[Dataset records]
—————
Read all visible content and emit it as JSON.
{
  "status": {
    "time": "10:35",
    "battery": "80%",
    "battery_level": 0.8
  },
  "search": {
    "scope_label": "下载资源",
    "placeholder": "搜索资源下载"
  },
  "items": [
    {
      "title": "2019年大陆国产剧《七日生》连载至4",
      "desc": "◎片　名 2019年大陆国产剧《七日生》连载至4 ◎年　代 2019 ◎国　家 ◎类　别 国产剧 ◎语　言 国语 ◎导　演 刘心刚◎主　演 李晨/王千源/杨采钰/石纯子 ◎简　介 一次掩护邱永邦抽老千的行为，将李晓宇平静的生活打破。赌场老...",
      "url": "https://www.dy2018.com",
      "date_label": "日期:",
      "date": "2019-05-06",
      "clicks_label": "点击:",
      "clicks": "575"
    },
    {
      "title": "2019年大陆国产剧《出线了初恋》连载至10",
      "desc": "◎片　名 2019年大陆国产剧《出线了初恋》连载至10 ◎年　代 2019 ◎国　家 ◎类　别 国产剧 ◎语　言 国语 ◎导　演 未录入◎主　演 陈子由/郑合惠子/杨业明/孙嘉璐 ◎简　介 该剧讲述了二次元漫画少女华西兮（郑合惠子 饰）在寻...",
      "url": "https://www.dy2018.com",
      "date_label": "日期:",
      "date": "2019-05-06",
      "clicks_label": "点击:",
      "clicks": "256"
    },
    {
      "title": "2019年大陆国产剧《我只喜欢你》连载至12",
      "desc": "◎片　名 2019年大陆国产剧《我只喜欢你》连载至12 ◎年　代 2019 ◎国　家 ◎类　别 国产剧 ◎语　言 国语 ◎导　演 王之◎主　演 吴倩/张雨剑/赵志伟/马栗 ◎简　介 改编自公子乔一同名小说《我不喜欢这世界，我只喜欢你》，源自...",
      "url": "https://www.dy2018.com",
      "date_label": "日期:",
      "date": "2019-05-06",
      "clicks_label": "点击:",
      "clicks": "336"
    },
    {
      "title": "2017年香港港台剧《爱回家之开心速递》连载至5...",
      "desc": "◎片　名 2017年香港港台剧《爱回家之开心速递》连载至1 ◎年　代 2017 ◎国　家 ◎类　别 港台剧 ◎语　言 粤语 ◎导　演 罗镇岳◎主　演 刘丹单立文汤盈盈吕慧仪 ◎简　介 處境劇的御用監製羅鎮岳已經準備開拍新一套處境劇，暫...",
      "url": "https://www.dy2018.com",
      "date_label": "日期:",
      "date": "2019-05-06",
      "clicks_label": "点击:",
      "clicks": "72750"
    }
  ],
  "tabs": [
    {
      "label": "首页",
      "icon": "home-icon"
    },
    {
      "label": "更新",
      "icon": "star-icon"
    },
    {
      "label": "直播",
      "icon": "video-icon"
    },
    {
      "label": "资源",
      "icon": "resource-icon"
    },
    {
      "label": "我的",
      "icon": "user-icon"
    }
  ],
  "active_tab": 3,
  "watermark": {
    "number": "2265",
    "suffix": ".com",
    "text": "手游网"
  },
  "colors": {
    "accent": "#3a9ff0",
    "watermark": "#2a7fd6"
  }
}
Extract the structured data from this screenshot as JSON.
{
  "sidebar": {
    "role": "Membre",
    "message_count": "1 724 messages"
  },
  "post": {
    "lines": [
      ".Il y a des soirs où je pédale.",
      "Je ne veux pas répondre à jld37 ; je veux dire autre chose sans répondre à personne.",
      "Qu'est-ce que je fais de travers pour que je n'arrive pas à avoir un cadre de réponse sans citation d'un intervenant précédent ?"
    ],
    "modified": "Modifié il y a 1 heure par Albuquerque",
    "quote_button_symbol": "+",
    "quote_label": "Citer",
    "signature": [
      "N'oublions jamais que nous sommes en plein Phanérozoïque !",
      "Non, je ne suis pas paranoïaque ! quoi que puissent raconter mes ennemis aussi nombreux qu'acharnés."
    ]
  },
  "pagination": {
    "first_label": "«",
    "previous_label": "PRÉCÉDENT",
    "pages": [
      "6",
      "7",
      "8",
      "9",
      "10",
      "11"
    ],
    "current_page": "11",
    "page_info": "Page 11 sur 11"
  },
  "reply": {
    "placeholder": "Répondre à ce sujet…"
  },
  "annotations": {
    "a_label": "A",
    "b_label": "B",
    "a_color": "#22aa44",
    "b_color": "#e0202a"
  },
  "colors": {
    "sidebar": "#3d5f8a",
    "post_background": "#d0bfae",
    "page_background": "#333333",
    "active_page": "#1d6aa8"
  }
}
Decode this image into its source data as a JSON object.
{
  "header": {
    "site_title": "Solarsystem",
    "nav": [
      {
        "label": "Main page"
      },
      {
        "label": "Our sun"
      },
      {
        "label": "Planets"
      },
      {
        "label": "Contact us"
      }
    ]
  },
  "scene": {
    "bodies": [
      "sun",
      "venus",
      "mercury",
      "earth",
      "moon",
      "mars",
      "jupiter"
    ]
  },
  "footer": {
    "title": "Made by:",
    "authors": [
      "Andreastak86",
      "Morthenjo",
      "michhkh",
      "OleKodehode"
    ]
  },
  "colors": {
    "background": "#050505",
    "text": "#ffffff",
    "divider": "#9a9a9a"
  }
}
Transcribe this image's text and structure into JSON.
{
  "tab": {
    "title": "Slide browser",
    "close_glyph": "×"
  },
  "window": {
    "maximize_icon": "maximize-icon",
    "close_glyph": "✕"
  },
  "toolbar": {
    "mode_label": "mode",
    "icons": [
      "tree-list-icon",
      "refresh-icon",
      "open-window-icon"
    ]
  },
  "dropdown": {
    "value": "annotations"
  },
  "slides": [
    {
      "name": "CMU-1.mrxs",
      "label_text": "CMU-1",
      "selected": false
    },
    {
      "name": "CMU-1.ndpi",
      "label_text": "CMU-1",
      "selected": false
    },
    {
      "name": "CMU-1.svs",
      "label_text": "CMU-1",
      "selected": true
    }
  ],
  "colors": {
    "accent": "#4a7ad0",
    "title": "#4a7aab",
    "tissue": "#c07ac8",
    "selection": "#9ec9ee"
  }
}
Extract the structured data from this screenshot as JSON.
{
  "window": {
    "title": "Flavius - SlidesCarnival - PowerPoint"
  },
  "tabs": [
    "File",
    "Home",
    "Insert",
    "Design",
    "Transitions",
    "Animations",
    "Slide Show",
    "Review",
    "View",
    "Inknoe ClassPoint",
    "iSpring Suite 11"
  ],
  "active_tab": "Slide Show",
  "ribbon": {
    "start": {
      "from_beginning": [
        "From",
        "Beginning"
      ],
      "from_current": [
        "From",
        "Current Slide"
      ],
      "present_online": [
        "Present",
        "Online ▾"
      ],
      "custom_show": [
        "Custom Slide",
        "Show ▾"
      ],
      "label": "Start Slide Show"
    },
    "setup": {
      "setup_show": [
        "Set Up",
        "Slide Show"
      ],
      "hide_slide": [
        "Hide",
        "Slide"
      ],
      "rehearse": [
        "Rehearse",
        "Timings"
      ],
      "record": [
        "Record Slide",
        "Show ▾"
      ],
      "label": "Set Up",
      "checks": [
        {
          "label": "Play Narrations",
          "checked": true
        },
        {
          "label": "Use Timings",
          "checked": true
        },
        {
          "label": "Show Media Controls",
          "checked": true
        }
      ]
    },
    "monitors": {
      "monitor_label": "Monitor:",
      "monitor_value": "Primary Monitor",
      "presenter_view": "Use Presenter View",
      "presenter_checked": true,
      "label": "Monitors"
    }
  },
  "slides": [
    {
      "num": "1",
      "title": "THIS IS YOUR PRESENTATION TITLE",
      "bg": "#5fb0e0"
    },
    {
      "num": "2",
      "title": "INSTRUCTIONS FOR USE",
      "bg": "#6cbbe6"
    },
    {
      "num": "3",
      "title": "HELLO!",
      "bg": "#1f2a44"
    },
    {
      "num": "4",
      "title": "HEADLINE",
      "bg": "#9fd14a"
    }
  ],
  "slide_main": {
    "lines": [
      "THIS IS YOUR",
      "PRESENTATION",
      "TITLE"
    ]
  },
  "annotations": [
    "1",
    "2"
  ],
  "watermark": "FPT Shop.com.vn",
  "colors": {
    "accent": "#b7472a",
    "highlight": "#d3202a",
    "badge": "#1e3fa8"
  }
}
—————
_TASK BRIEF:_
Search the listing for the word "sans". Copy every line in which it occurs.

_COMPLETED EXERCISE:_
      "Je ne veux pas répondre à jld37 ; je veux dire autre chose sans répondre à personne.",
      "Qu'est-ce que je fais de travers pour que je n'arrive pas à avoir un cadre de réponse sans citation d'un intervenant précédent ?"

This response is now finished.